• EXERCISE OBJECTIVE:
Output all lines exactly, with nothing added or dropped.

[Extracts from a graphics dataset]

BEGIN

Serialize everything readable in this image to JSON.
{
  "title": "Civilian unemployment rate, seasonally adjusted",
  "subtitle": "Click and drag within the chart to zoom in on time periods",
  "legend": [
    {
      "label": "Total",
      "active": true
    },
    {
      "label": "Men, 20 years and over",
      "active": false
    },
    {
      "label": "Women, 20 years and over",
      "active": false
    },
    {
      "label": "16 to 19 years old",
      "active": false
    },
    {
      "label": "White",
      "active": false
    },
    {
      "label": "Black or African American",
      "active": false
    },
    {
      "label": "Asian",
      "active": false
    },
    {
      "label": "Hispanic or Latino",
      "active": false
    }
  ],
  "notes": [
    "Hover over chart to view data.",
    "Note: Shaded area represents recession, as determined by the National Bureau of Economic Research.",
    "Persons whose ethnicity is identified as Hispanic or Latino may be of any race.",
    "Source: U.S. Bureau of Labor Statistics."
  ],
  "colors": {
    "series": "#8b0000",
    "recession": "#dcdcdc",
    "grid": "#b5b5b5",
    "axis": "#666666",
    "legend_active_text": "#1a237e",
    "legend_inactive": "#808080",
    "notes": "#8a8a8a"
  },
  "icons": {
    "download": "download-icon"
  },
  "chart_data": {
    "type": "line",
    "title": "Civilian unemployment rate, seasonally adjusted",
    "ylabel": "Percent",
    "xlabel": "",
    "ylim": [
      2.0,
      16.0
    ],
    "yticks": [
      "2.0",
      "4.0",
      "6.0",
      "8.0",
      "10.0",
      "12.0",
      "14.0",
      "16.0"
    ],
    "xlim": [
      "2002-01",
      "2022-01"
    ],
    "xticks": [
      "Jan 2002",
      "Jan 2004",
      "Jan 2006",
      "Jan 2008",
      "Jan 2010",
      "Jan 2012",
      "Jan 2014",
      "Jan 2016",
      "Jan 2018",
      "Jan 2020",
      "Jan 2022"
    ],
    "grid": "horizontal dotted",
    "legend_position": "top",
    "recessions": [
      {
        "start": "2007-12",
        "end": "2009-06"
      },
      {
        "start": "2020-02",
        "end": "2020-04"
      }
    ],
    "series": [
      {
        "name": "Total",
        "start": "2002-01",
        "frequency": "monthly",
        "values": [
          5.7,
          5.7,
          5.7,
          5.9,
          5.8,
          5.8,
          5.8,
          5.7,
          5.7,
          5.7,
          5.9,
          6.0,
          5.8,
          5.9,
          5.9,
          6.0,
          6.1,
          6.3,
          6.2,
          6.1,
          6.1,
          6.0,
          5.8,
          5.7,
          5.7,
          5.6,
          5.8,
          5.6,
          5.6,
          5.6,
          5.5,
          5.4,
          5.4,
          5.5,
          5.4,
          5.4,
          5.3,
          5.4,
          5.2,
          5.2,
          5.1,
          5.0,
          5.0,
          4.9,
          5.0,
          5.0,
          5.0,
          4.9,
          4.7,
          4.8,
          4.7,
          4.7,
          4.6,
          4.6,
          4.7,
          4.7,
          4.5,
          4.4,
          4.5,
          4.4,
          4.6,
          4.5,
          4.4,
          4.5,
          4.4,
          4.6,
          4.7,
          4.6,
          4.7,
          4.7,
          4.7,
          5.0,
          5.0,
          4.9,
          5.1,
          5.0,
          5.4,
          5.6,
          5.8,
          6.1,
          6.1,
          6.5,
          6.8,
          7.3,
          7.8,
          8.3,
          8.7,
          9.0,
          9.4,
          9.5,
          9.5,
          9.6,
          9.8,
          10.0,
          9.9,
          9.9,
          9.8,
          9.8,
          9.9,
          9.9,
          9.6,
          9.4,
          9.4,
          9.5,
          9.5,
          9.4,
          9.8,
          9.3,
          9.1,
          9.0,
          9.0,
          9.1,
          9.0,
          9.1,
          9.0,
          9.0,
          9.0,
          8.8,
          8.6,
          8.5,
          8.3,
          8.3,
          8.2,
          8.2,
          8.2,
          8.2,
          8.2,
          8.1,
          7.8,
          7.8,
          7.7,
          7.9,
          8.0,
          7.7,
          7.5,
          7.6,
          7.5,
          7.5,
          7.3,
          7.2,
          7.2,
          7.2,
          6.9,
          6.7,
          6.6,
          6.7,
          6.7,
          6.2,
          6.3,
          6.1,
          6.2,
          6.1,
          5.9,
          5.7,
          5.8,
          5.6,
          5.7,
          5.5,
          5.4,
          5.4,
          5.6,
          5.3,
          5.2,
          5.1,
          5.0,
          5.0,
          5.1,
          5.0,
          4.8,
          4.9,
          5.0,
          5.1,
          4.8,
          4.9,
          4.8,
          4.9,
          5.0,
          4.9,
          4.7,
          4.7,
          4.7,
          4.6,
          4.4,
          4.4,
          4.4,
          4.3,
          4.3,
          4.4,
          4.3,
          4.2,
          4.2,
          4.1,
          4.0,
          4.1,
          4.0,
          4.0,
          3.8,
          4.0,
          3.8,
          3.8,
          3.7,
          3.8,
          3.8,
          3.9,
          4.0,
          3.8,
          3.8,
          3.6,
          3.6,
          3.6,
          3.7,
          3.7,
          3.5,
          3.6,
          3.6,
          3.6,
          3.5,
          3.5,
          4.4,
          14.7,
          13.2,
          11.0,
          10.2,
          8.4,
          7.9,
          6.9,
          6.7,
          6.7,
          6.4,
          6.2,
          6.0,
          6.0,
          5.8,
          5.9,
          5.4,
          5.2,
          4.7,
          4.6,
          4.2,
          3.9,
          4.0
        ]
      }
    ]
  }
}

END

• EXERCISE OUTPUT:
Serialize everything readable in this image to JSON.
{
  "title": "Civilian unemployment rate, seasonally adjusted",
  "subtitle": "Click and drag within the chart to zoom in on time periods",
  "legend": [
    {
      "label": "Total",
      "active": true
    },
    {
      "label": "Men, 20 years and over",
      "active": false
    },
    {
      "label": "Women, 20 years and over",
      "active": false
    },
    {
      "label": "16 to 19 years old",
      "active": false
    },
    {
      "label": "White",
      "active": false
    },
    {
      "label": "Black or African American",
      "active": false
    },
    {
      "label": "Asian",
      "active": false
    },
    {
      "label": "Hispanic or Latino",
      "active": false
    }
  ],
  "notes": [
    "Hover over chart to view data.",
    "Note: Shaded area represents recession, as determined by the National Bureau of Economic Research.",
    "Persons whose ethnicity is identified as Hispanic or Latino may be of any race.",
    "Source: U.S. Bureau of Labor Statistics."
  ],
  "colors": {
    "series": "#8b0000",
    "recession": "#dcdcdc",
    "grid": "#b5b5b5",
    "axis": "#666666",
    "legend_active_text": "#1a237e",
    "legend_inactive": "#808080",
    "notes": "#8a8a8a"
  },
  "icons": {
    "download": "download-icon"
  },
  "chart_data": {
    "type": "line",
    "title": "Civilian unemployment rate, seasonally adjusted",
    "ylabel": "Percent",
    "xlabel": "",
    "ylim": [
      2.0,
      16.0
    ],
    "yticks": [
      "2.0",
      "4.0",
      "6.0",
      "8.0",
      "10.0",
      "12.0",
      "14.0",
      "16.0"
    ],
    "xlim": [
      "2002-01",
      "2022-01"
    ],
    "xticks": [
      "Jan 2002",
      "Jan 2004",
      "Jan 2006",
      "Jan 2008",
      "Jan 2010",
      "Jan 2012",
      "Jan 2014",
      "Jan 2016",
      "Jan 2018",
      "Jan 2020",
      "Jan 2022"
    ],
    "grid": "horizontal dotted",
    "legend_position": "top",
    "recessions": [
      {
        "start": "2007-12",
        "end": "2009-06"
      },
      {
        "start": "2020-02",
        "end": "2020-04"
      }
    ],
    "series": [
      {
        "name": "Total",
        "start": "2002-01",
        "frequency": "monthly",
        "values": [
          5.7,
          5.7,
          5.7,
          5.9,
          5.8,
          5.8,
          5.8,
          5.7,
          5.7,
          5.7,
          5.9,
          6.0,
          5.8,
          5.9,
          5.9,
          6.0,
          6.1,
          6.3,
          6.2,
          6.1,
          6.1,
          6.0,
          5.8,
          5.7,
          5.7,
          5.6,
          5.8,
          5.6,
          5.6,
          5.6,
          5.5,
          5.4,
          5.4,
          5.5,
          5.4,
          5.4,
          5.3,
          5.4,
          5.2,
          5.2,
          5.1,
          5.0,
          5.0,
          4.9,
          5.0,
          5.0,
          5.0,
          4.9,
          4.7,
          4.8,
          4.7,
          4.7,
          4.6,
          4.6,
          4.7,
          4.7,
          4.5,
          4.4,
          4.5,
          4.4,
          4.6,
          4.5,
          4.4,
          4.5,
          4.4,
          4.6,
          4.7,
          4.6,
          4.7,
          4.7,
          4.7,
          5.0,
          5.0,
          4.9,
          5.1,
          5.0,
          5.4,
          5.6,
          5.8,
          6.1,
          6.1,
          6.5,
          6.8,
          7.3,
          7.8,
          8.3,
          8.7,
          9.0,
          9.4,
          9.5,
          9.5,
          9.6,
          9.8,
          10.0,
          9.9,
          9.9,
          9.8,
          9.8,
          9.9,
          9.9,
          9.6,
          9.4,
          9.4,
          9.5,
          9.5,
          9.4,
          9.8,
          9.3,
          9.1,
          9.0,
          9.0,
          9.1,
          9.0,
          9.1,
          9.0,
          9.0,
          9.0,
          8.8,
          8.6,
          8.5,
          8.3,
          8.3,
          8.2,
          8.2,
          8.2,
          8.2,
          8.2,
          8.1,
          7.8,
          7.8,
          7.7,
          7.9,
          8.0,
          7.7,
          7.5,
          7.6,
          7.5,
          7.5,
          7.3,
          7.2,
          7.2,
          7.2,
          6.9,
          6.7,
          6.6,
          6.7,
          6.7,
          6.2,
          6.3,
          6.1,
          6.2,
          6.1,
          5.9,
          5.7,
          5.8,
          5.6,
          5.7,
          5.5,
          5.4,
          5.4,
          5.6,
          5.3,
          5.2,
          5.1,
          5.0,
          5.0,
          5.1,
          5.0,
          4.8,
          4.9,
          5.0,
          5.1,
          4.8,
          4.9,
          4.8,
          4.9,
          5.0,
          4.9,
          4.7,
          4.7,
          4.7,
          4.6,
          4.4,
          4.4,
          4.4,
          4.3,
          4.3,
          4.4,
          4.3,
          4.2,
          4.2,
          4.1,
          4.0,
          4.1,
          4.0,
          4.0,
          3.8,
          4.0,
          3.8,
          3.8,
          3.7,
          3.8,
          3.8,
          3.9,
          4.0,
          3.8,
          3.8,
          3.6,
          3.6,
          3.6,
          3.7,
          3.7,
          3.5,
          3.6,
          3.6,
          3.6,
          3.5,
          3.5,
          4.4,
          14.7,
          13.2,
          11.0,
          10.2,
          8.4,
          7.9,
          6.9,
          6.7,
          6.7,
          6.4,
          6.2,
          6.0,
          6.0,
          5.8,
          5.9,
          5.4,
          5.2,
          4.7,
          4.6,
          4.2,
          3.9,
          4.0
        ]
      }
    ]
  }
}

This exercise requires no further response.